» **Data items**
Start
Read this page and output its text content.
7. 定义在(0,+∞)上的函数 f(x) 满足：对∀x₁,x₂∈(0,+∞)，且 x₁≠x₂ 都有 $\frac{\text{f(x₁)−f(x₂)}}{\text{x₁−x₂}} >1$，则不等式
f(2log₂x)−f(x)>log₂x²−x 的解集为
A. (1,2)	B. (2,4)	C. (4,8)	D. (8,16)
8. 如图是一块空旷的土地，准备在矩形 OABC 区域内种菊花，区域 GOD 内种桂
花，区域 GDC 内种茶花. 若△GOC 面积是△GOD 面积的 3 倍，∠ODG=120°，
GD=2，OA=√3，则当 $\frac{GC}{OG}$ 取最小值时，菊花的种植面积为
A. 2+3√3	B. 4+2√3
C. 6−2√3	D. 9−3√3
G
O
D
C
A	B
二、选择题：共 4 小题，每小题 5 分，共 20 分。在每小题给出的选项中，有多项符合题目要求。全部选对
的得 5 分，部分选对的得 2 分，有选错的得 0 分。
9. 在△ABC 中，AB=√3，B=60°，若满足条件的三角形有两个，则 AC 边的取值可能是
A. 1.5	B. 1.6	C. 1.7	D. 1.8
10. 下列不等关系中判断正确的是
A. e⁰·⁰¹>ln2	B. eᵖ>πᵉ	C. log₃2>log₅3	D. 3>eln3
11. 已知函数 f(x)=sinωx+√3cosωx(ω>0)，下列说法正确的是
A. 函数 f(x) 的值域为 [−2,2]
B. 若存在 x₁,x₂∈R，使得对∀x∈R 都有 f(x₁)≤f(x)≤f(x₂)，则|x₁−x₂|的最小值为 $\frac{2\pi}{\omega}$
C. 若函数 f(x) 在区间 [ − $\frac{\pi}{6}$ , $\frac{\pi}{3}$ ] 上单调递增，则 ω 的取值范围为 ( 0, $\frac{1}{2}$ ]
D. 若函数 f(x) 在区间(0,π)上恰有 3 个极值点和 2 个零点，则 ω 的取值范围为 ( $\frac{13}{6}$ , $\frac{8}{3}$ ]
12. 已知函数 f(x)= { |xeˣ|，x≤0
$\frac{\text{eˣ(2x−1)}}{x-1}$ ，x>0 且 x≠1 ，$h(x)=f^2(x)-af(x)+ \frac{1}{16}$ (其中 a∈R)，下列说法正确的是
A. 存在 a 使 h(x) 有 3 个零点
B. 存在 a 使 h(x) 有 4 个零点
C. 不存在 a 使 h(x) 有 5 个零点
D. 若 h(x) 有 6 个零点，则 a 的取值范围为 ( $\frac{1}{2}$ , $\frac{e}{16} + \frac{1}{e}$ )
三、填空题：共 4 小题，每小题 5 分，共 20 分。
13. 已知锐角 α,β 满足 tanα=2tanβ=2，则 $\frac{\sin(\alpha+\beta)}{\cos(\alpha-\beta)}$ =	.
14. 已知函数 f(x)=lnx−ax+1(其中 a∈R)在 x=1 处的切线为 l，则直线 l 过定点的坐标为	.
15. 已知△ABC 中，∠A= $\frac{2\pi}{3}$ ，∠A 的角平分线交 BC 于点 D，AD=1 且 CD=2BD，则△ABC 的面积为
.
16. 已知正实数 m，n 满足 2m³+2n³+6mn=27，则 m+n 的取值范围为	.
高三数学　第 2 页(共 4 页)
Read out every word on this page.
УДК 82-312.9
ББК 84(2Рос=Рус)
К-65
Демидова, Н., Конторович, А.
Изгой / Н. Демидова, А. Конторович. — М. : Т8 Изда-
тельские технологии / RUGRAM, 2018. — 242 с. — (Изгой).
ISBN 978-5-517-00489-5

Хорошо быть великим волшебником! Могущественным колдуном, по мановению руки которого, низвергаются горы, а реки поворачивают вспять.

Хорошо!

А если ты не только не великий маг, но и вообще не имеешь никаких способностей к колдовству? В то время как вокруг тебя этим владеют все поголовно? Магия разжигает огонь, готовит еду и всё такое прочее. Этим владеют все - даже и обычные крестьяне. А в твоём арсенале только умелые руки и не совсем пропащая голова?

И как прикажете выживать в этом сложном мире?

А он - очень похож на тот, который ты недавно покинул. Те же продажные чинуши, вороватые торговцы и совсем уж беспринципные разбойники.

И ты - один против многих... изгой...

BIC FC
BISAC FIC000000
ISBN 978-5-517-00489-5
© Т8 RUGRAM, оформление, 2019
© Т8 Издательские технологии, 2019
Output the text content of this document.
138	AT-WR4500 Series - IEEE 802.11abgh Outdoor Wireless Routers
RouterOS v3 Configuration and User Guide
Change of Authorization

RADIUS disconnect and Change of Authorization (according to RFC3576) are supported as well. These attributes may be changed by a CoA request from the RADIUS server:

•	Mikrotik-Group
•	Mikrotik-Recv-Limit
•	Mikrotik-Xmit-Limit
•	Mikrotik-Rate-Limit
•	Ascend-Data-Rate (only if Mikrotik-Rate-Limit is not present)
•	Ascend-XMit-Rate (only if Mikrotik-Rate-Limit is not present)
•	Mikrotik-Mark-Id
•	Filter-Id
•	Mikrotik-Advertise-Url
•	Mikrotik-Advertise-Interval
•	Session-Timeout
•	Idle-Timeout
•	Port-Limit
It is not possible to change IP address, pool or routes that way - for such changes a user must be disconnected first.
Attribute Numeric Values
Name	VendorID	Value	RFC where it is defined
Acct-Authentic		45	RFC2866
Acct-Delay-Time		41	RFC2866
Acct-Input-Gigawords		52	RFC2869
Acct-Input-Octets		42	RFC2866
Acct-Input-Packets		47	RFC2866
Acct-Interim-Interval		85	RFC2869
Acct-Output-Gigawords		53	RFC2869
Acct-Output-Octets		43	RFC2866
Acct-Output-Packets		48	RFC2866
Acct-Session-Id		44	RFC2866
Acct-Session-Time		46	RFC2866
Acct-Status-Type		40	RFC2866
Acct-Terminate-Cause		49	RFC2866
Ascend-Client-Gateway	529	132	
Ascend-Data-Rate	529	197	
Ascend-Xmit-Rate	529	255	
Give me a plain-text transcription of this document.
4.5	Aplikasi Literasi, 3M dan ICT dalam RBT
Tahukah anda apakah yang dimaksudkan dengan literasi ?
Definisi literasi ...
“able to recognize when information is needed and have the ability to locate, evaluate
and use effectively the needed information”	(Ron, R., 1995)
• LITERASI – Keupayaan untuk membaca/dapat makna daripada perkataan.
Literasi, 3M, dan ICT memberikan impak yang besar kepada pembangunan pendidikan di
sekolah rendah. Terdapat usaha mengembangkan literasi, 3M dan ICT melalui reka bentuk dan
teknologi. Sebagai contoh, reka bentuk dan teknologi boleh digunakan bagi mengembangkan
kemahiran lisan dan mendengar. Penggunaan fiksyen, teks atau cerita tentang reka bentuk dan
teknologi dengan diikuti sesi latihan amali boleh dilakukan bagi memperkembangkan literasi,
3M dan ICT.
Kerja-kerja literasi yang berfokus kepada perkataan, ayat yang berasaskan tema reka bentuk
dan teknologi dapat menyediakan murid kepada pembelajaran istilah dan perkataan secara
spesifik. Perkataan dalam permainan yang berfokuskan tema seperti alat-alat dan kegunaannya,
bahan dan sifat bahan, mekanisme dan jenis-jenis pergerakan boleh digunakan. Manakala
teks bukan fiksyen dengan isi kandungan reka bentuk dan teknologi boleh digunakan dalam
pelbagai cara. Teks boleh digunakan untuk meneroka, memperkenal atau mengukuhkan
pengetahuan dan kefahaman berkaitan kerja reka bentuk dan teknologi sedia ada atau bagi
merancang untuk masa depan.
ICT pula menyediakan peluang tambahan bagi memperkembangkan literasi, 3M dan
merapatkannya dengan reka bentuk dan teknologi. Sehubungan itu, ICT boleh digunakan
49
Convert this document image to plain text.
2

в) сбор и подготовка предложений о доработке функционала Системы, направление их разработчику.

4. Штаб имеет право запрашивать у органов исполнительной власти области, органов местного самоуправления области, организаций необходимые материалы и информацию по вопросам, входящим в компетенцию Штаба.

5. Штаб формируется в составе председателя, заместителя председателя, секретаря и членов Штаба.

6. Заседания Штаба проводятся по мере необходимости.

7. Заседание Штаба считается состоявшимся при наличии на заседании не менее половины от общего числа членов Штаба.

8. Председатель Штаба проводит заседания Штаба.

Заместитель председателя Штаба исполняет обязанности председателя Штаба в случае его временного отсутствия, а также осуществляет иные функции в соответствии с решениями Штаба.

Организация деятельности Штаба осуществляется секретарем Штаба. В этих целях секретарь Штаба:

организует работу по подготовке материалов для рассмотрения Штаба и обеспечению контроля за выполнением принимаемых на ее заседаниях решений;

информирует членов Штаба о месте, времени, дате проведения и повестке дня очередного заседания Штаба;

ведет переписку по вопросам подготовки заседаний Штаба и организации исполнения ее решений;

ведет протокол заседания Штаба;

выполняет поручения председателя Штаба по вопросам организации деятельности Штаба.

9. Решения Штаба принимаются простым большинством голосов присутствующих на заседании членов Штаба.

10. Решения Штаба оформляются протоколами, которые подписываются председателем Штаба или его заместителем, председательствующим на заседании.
End
» **THE REQUEST**
Using the records given above, list every line that includes the word "Хорошо".

» **EXPECTED OUTPUT**
Хорошо быть великим волшебником! Могущественным колдуном, по мановению руки которого, низвергаются горы, а реки поворачивают вспять.
Хорошо!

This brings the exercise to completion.